------ Records shown ------

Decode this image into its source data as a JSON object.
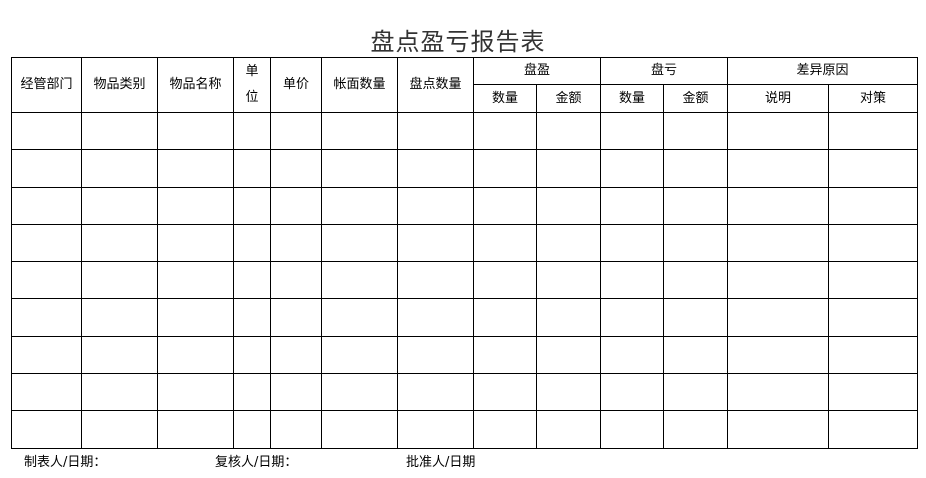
{
  "title": "盘点盈亏报告表",
  "headers": {
    "department": "经管部门",
    "category": "物品类别",
    "item_name": "物品名称",
    "unit_line1": "单",
    "unit_line2": "位",
    "unit_price": "单价",
    "book_qty": "帐面数量",
    "count_qty": "盘点数量",
    "surplus": "盘盈",
    "deficit": "盘亏",
    "diff_reason": "差异原因",
    "qty": "数量",
    "amount": "金额",
    "explanation": "说明",
    "measure": "对策"
  },
  "footer": {
    "prepared_by": "制表人/日期：",
    "reviewed_by": "复核人/日期：",
    "approved_by": "批准人/日期"
  }
}
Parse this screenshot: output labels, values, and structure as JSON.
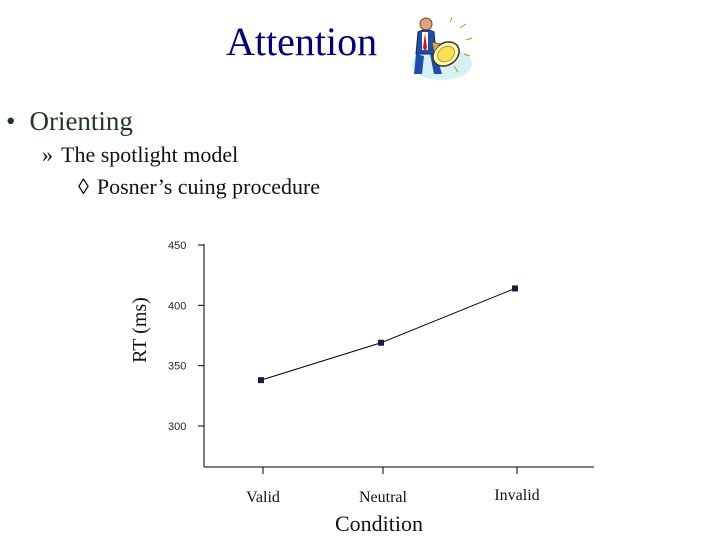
{
  "slide": {
    "title": "Attention",
    "bullet": "Orienting",
    "bullet_marker": "•",
    "sub_marker": "»",
    "sub_item": "The spotlight model",
    "subsub_marker": "◊",
    "subsub_item": "Posner’s cuing procedure",
    "clipart_icon": "man-with-spotlight-icon",
    "title_color": "#00007a"
  },
  "chart_data": {
    "type": "line",
    "categories": [
      "Valid",
      "Neutral",
      "Invalid"
    ],
    "values": [
      338,
      369,
      414
    ],
    "xlabel": "Condition",
    "ylabel": "RT (ms)",
    "yticks": [
      300,
      350,
      400,
      450
    ],
    "ylim": [
      300,
      450
    ],
    "grid": false,
    "legend": "none",
    "line_color": "#000000",
    "marker_color": "#1a1a40"
  }
}
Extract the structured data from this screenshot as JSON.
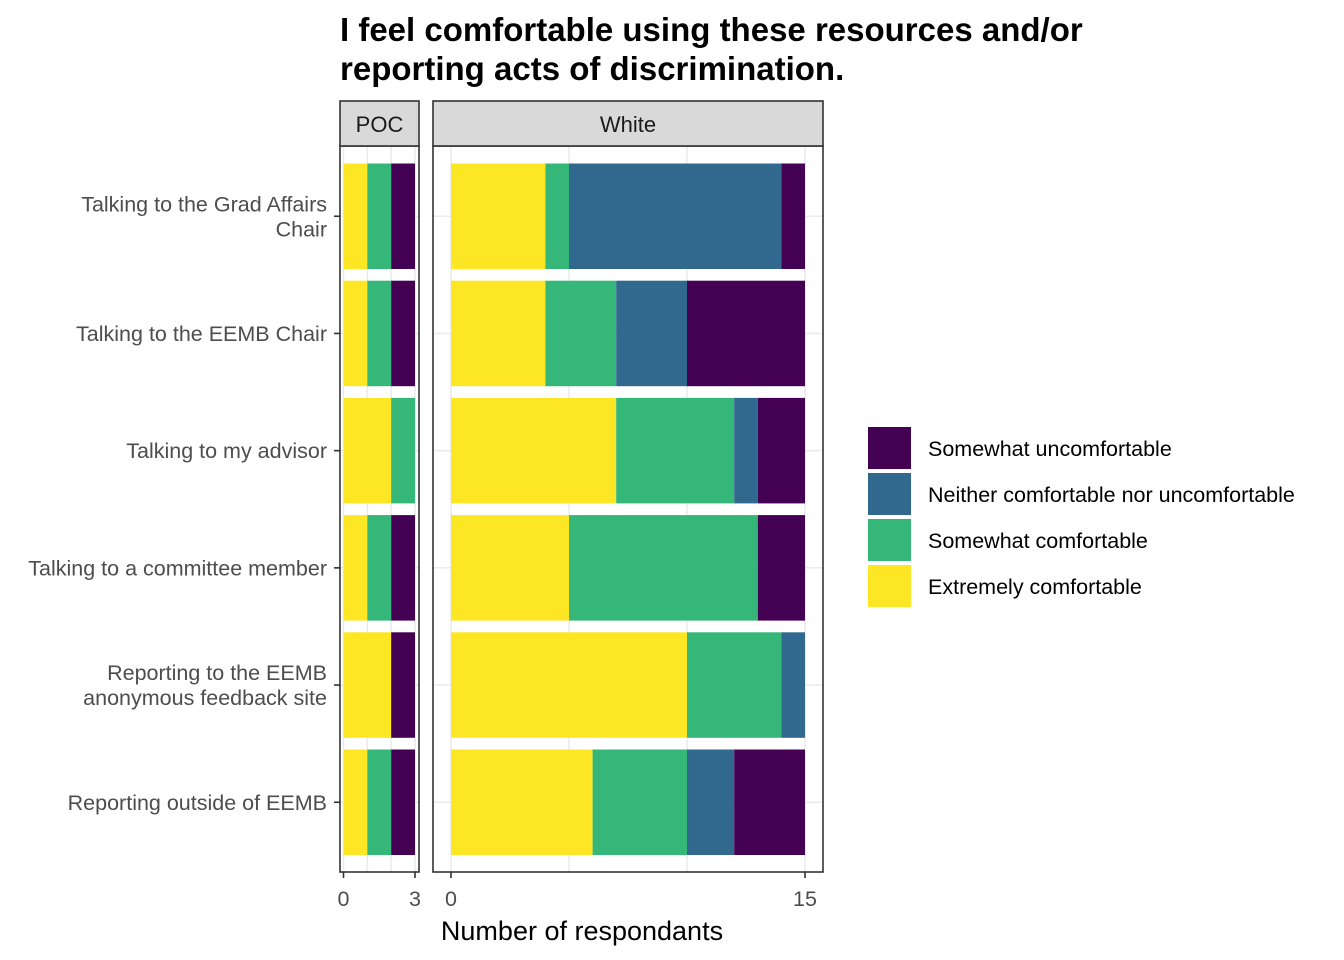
{
  "chart_data": {
    "type": "bar",
    "orientation": "horizontal",
    "stacked": true,
    "title": "I feel comfortable using these resources and/or reporting acts of discrimination.",
    "title_lines": [
      "I feel comfortable using these resources and/or",
      "reporting acts of discrimination."
    ],
    "xlabel": "Number of respondants",
    "ylabel": "",
    "grid": true,
    "legend_position": "right",
    "categories": [
      "Talking to the Grad Affairs Chair",
      "Talking to the EEMB Chair",
      "Talking to my advisor",
      "Talking to a committee member",
      "Reporting to the EEMB anonymous feedback site",
      "Reporting outside of EEMB"
    ],
    "category_lines": [
      [
        "Talking to the Grad Affairs",
        "Chair"
      ],
      [
        "Talking to the EEMB Chair"
      ],
      [
        "Talking to my advisor"
      ],
      [
        "Talking to a committee member"
      ],
      [
        "Reporting to the EEMB",
        "anonymous feedback site"
      ],
      [
        "Reporting outside of EEMB"
      ]
    ],
    "stack_order": [
      "Extremely comfortable",
      "Somewhat comfortable",
      "Neither comfortable nor uncomfortable",
      "Somewhat uncomfortable"
    ],
    "legend": [
      {
        "name": "Somewhat uncomfortable",
        "color": "#440154"
      },
      {
        "name": "Neither comfortable nor uncomfortable",
        "color": "#31688E"
      },
      {
        "name": "Somewhat comfortable",
        "color": "#35B779"
      },
      {
        "name": "Extremely comfortable",
        "color": "#FDE725"
      }
    ],
    "panels": [
      {
        "label": "POC",
        "xlim": [
          0,
          3
        ],
        "ticks": [
          0,
          3
        ],
        "series": [
          {
            "name": "Extremely comfortable",
            "values": [
              1,
              1,
              2,
              1,
              2,
              1
            ]
          },
          {
            "name": "Somewhat comfortable",
            "values": [
              1,
              1,
              1,
              1,
              0,
              1
            ]
          },
          {
            "name": "Neither comfortable nor uncomfortable",
            "values": [
              0,
              0,
              0,
              0,
              0,
              0
            ]
          },
          {
            "name": "Somewhat uncomfortable",
            "values": [
              1,
              1,
              0,
              1,
              1,
              1
            ]
          }
        ]
      },
      {
        "label": "White",
        "xlim": [
          0,
          15
        ],
        "ticks": [
          0,
          15
        ],
        "series": [
          {
            "name": "Extremely comfortable",
            "values": [
              4,
              4,
              7,
              5,
              10,
              6
            ]
          },
          {
            "name": "Somewhat comfortable",
            "values": [
              1,
              3,
              5,
              8,
              4,
              4
            ]
          },
          {
            "name": "Neither comfortable nor uncomfortable",
            "values": [
              9,
              3,
              1,
              0,
              1,
              2
            ]
          },
          {
            "name": "Somewhat uncomfortable",
            "values": [
              1,
              5,
              2,
              2,
              0,
              3
            ]
          }
        ]
      }
    ]
  }
}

------

[Exercise]
Leave out the pictures and copy everything else in the records word for word.

[Correct output]
Decode this image into its source data as a JSON object.
{
  "title": "盘点盈亏报告表",
  "headers": {
    "department": "经管部门",
    "category": "物品类别",
    "item_name": "物品名称",
    "unit_line1": "单",
    "unit_line2": "位",
    "unit_price": "单价",
    "book_qty": "帐面数量",
    "count_qty": "盘点数量",
    "surplus": "盘盈",
    "deficit": "盘亏",
    "diff_reason": "差异原因",
    "qty": "数量",
    "amount": "金额",
    "explanation": "说明",
    "measure": "对策"
  },
  "footer": {
    "prepared_by": "制表人/日期：",
    "reviewed_by": "复核人/日期：",
    "approved_by": "批准人/日期"
  }
}
Parse this screenshot: output labels, values, and structure as JSON.
{
  "slide": {
    "title": "Attention",
    "bullet": "Orienting",
    "bullet_marker": "•",
    "sub_marker": "»",
    "sub_item": "The spotlight model",
    "subsub_marker": "◊",
    "subsub_item": "Posner’s cuing procedure",
    "clipart_icon": "man-with-spotlight-icon",
    "title_color": "#00007a"
  },
  "chart_data": {
    "type": "line",
    "categories": [
      "Valid",
      "Neutral",
      "Invalid"
    ],
    "values": [
      338,
      369,
      414
    ],
    "xlabel": "Condition",
    "ylabel": "RT (ms)",
    "yticks": [
      300,
      350,
      400,
      450
    ],
    "ylim": [
      300,
      450
    ],
    "grid": false,
    "legend": "none",
    "line_color": "#000000",
    "marker_color": "#1a1a40"
  }
}
Extract the structured data from this screenshot as JSON.
{
  "chart_data": {
    "type": "bar",
    "orientation": "horizontal",
    "stacked": true,
    "title": "I feel comfortable using these resources and/or reporting acts of discrimination.",
    "title_lines": [
      "I feel comfortable using these resources and/or",
      "reporting acts of discrimination."
    ],
    "xlabel": "Number of respondants",
    "ylabel": "",
    "grid": true,
    "legend_position": "right",
    "categories": [
      "Talking to the Grad Affairs Chair",
      "Talking to the EEMB Chair",
      "Talking to my advisor",
      "Talking to a committee member",
      "Reporting to the EEMB anonymous feedback site",
      "Reporting outside of EEMB"
    ],
    "category_lines": [
      [
        "Talking to the Grad Affairs",
        "Chair"
      ],
      [
        "Talking to the EEMB Chair"
      ],
      [
        "Talking to my advisor"
      ],
      [
        "Talking to a committee member"
      ],
      [
        "Reporting to the EEMB",
        "anonymous feedback site"
      ],
      [
        "Reporting outside of EEMB"
      ]
    ],
    "stack_order": [
      "Extremely comfortable",
      "Somewhat comfortable",
      "Neither comfortable nor uncomfortable",
      "Somewhat uncomfortable"
    ],
    "legend": [
      {
        "name": "Somewhat uncomfortable",
        "color": "#440154"
      },
      {
        "name": "Neither comfortable nor uncomfortable",
        "color": "#31688E"
      },
      {
        "name": "Somewhat comfortable",
        "color": "#35B779"
      },
      {
        "name": "Extremely comfortable",
        "color": "#FDE725"
      }
    ],
    "panels": [
      {
        "label": "POC",
        "xlim": [
          0,
          3
        ],
        "ticks": [
          0,
          3
        ],
        "series": [
          {
            "name": "Extremely comfortable",
            "values": [
              1,
              1,
              2,
              1,
              2,
              1
            ]
          },
          {
            "name": "Somewhat comfortable",
            "values": [
              1,
              1,
              1,
              1,
              0,
              1
            ]
          },
          {
            "name": "Neither comfortable nor uncomfortable",
            "values": [
              0,
              0,
              0,
              0,
              0,
              0
            ]
          },
          {
            "name": "Somewhat uncomfortable",
            "values": [
              1,
              1,
              0,
              1,
              1,
              1
            ]
          }
        ]
      },
      {
        "label": "White",
        "xlim": [
          0,
          15
        ],
        "ticks": [
          0,
          15
        ],
        "series": [
          {
            "name": "Extremely comfortable",
            "values": [
              4,
              4,
              7,
              5,
              10,
              6
            ]
          },
          {
            "name": "Somewhat comfortable",
            "values": [
              1,
              3,
              5,
              8,
              4,
              4
            ]
          },
          {
            "name": "Neither comfortable nor uncomfortable",
            "values": [
              9,
              3,
              1,
              0,
              1,
              2
            ]
          },
          {
            "name": "Somewhat uncomfortable",
            "values": [
              1,
              5,
              2,
              2,
              0,
              3
            ]
          }
        ]
      }
    ]
  }
}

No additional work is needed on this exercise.